_WHAT NEEDS TO BE DONE_: Every line must be returned precisely as it is written.

_DATA FOR THE TASK_:
--------------------

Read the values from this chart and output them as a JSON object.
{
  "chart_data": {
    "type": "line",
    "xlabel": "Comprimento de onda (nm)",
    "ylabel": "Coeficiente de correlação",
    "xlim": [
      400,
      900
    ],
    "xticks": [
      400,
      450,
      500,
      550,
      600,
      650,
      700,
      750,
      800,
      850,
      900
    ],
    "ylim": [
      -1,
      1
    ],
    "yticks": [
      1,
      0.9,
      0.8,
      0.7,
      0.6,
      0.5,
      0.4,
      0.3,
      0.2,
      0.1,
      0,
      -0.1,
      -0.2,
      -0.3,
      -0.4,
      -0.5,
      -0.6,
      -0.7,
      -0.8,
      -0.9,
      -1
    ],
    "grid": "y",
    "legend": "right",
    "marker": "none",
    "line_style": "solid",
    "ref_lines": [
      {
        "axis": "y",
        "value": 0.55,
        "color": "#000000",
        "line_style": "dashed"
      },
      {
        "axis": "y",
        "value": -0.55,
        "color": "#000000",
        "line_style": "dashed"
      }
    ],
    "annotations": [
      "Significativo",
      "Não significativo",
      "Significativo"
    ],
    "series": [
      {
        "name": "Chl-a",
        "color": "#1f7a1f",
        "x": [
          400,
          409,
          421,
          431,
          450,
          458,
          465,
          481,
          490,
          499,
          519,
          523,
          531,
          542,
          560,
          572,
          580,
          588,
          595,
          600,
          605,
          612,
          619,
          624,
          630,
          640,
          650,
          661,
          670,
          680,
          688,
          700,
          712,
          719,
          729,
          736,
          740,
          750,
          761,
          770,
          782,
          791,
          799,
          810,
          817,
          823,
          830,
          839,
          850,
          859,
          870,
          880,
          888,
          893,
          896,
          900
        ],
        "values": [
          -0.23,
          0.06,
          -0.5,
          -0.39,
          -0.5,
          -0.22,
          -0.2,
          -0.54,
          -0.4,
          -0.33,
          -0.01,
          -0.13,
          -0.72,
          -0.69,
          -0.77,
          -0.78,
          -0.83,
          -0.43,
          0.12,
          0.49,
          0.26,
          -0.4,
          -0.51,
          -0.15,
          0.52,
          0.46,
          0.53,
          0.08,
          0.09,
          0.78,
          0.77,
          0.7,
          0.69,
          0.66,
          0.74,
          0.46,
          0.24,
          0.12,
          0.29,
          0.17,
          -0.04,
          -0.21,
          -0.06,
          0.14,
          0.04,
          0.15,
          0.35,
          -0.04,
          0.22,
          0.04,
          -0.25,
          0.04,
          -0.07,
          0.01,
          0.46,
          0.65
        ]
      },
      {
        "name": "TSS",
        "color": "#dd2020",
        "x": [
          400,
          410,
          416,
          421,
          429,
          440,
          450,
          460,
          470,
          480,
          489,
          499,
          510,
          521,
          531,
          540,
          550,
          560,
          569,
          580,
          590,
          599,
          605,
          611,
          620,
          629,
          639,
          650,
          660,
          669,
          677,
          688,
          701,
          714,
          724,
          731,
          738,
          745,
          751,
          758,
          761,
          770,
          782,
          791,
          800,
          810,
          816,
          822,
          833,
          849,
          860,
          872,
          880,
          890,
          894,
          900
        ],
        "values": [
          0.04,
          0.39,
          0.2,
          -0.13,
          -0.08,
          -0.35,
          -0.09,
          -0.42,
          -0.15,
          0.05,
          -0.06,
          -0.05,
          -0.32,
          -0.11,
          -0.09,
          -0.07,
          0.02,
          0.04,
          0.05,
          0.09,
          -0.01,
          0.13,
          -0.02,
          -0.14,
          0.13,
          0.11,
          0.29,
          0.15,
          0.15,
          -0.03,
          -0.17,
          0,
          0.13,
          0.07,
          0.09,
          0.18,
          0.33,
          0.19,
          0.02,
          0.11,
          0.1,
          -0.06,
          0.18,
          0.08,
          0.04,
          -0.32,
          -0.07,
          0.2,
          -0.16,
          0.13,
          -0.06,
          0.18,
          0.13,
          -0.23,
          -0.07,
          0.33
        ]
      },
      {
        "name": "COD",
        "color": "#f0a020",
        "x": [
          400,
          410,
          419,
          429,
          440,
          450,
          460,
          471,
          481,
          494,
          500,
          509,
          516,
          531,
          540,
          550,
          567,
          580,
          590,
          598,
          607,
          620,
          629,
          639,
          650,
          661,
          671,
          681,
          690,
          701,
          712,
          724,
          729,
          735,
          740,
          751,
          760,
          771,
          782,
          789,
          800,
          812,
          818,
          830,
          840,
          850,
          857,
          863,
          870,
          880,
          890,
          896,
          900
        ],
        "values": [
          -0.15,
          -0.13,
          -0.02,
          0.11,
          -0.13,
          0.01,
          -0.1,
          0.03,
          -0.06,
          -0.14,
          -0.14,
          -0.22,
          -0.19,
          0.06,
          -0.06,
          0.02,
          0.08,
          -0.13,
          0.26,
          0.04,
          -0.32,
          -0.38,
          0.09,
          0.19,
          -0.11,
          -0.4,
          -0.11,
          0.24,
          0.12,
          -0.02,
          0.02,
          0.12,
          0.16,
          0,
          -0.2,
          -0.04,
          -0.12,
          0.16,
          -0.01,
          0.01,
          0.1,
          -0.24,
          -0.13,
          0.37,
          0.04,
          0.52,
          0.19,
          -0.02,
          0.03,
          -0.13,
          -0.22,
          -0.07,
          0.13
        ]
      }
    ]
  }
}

--------------------

_EXERCISE SOLUTION_:
Read the values from this chart and output them as a JSON object.
{
  "chart_data": {
    "type": "line",
    "xlabel": "Comprimento de onda (nm)",
    "ylabel": "Coeficiente de correlação",
    "xlim": [
      400,
      900
    ],
    "xticks": [
      400,
      450,
      500,
      550,
      600,
      650,
      700,
      750,
      800,
      850,
      900
    ],
    "ylim": [
      -1,
      1
    ],
    "yticks": [
      1,
      0.9,
      0.8,
      0.7,
      0.6,
      0.5,
      0.4,
      0.3,
      0.2,
      0.1,
      0,
      -0.1,
      -0.2,
      -0.3,
      -0.4,
      -0.5,
      -0.6,
      -0.7,
      -0.8,
      -0.9,
      -1
    ],
    "grid": "y",
    "legend": "right",
    "marker": "none",
    "line_style": "solid",
    "ref_lines": [
      {
        "axis": "y",
        "value": 0.55,
        "color": "#000000",
        "line_style": "dashed"
      },
      {
        "axis": "y",
        "value": -0.55,
        "color": "#000000",
        "line_style": "dashed"
      }
    ],
    "annotations": [
      "Significativo",
      "Não significativo",
      "Significativo"
    ],
    "series": [
      {
        "name": "Chl-a",
        "color": "#1f7a1f",
        "x": [
          400,
          409,
          421,
          431,
          450,
          458,
          465,
          481,
          490,
          499,
          519,
          523,
          531,
          542,
          560,
          572,
          580,
          588,
          595,
          600,
          605,
          612,
          619,
          624,
          630,
          640,
          650,
          661,
          670,
          680,
          688,
          700,
          712,
          719,
          729,
          736,
          740,
          750,
          761,
          770,
          782,
          791,
          799,
          810,
          817,
          823,
          830,
          839,
          850,
          859,
          870,
          880,
          888,
          893,
          896,
          900
        ],
        "values": [
          -0.23,
          0.06,
          -0.5,
          -0.39,
          -0.5,
          -0.22,
          -0.2,
          -0.54,
          -0.4,
          -0.33,
          -0.01,
          -0.13,
          -0.72,
          -0.69,
          -0.77,
          -0.78,
          -0.83,
          -0.43,
          0.12,
          0.49,
          0.26,
          -0.4,
          -0.51,
          -0.15,
          0.52,
          0.46,
          0.53,
          0.08,
          0.09,
          0.78,
          0.77,
          0.7,
          0.69,
          0.66,
          0.74,
          0.46,
          0.24,
          0.12,
          0.29,
          0.17,
          -0.04,
          -0.21,
          -0.06,
          0.14,
          0.04,
          0.15,
          0.35,
          -0.04,
          0.22,
          0.04,
          -0.25,
          0.04,
          -0.07,
          0.01,
          0.46,
          0.65
        ]
      },
      {
        "name": "TSS",
        "color": "#dd2020",
        "x": [
          400,
          410,
          416,
          421,
          429,
          440,
          450,
          460,
          470,
          480,
          489,
          499,
          510,
          521,
          531,
          540,
          550,
          560,
          569,
          580,
          590,
          599,
          605,
          611,
          620,
          629,
          639,
          650,
          660,
          669,
          677,
          688,
          701,
          714,
          724,
          731,
          738,
          745,
          751,
          758,
          761,
          770,
          782,
          791,
          800,
          810,
          816,
          822,
          833,
          849,
          860,
          872,
          880,
          890,
          894,
          900
        ],
        "values": [
          0.04,
          0.39,
          0.2,
          -0.13,
          -0.08,
          -0.35,
          -0.09,
          -0.42,
          -0.15,
          0.05,
          -0.06,
          -0.05,
          -0.32,
          -0.11,
          -0.09,
          -0.07,
          0.02,
          0.04,
          0.05,
          0.09,
          -0.01,
          0.13,
          -0.02,
          -0.14,
          0.13,
          0.11,
          0.29,
          0.15,
          0.15,
          -0.03,
          -0.17,
          0,
          0.13,
          0.07,
          0.09,
          0.18,
          0.33,
          0.19,
          0.02,
          0.11,
          0.1,
          -0.06,
          0.18,
          0.08,
          0.04,
          -0.32,
          -0.07,
          0.2,
          -0.16,
          0.13,
          -0.06,
          0.18,
          0.13,
          -0.23,
          -0.07,
          0.33
        ]
      },
      {
        "name": "COD",
        "color": "#f0a020",
        "x": [
          400,
          410,
          419,
          429,
          440,
          450,
          460,
          471,
          481,
          494,
          500,
          509,
          516,
          531,
          540,
          550,
          567,
          580,
          590,
          598,
          607,
          620,
          629,
          639,
          650,
          661,
          671,
          681,
          690,
          701,
          712,
          724,
          729,
          735,
          740,
          751,
          760,
          771,
          782,
          789,
          800,
          812,
          818,
          830,
          840,
          850,
          857,
          863,
          870,
          880,
          890,
          896,
          900
        ],
        "values": [
          -0.15,
          -0.13,
          -0.02,
          0.11,
          -0.13,
          0.01,
          -0.1,
          0.03,
          -0.06,
          -0.14,
          -0.14,
          -0.22,
          -0.19,
          0.06,
          -0.06,
          0.02,
          0.08,
          -0.13,
          0.26,
          0.04,
          -0.32,
          -0.38,
          0.09,
          0.19,
          -0.11,
          -0.4,
          -0.11,
          0.24,
          0.12,
          -0.02,
          0.02,
          0.12,
          0.16,
          0,
          -0.2,
          -0.04,
          -0.12,
          0.16,
          -0.01,
          0.01,
          0.1,
          -0.24,
          -0.13,
          0.37,
          0.04,
          0.52,
          0.19,
          -0.02,
          0.03,
          -0.13,
          -0.22,
          -0.07,
          0.13
        ]
      }
    ]
  }
}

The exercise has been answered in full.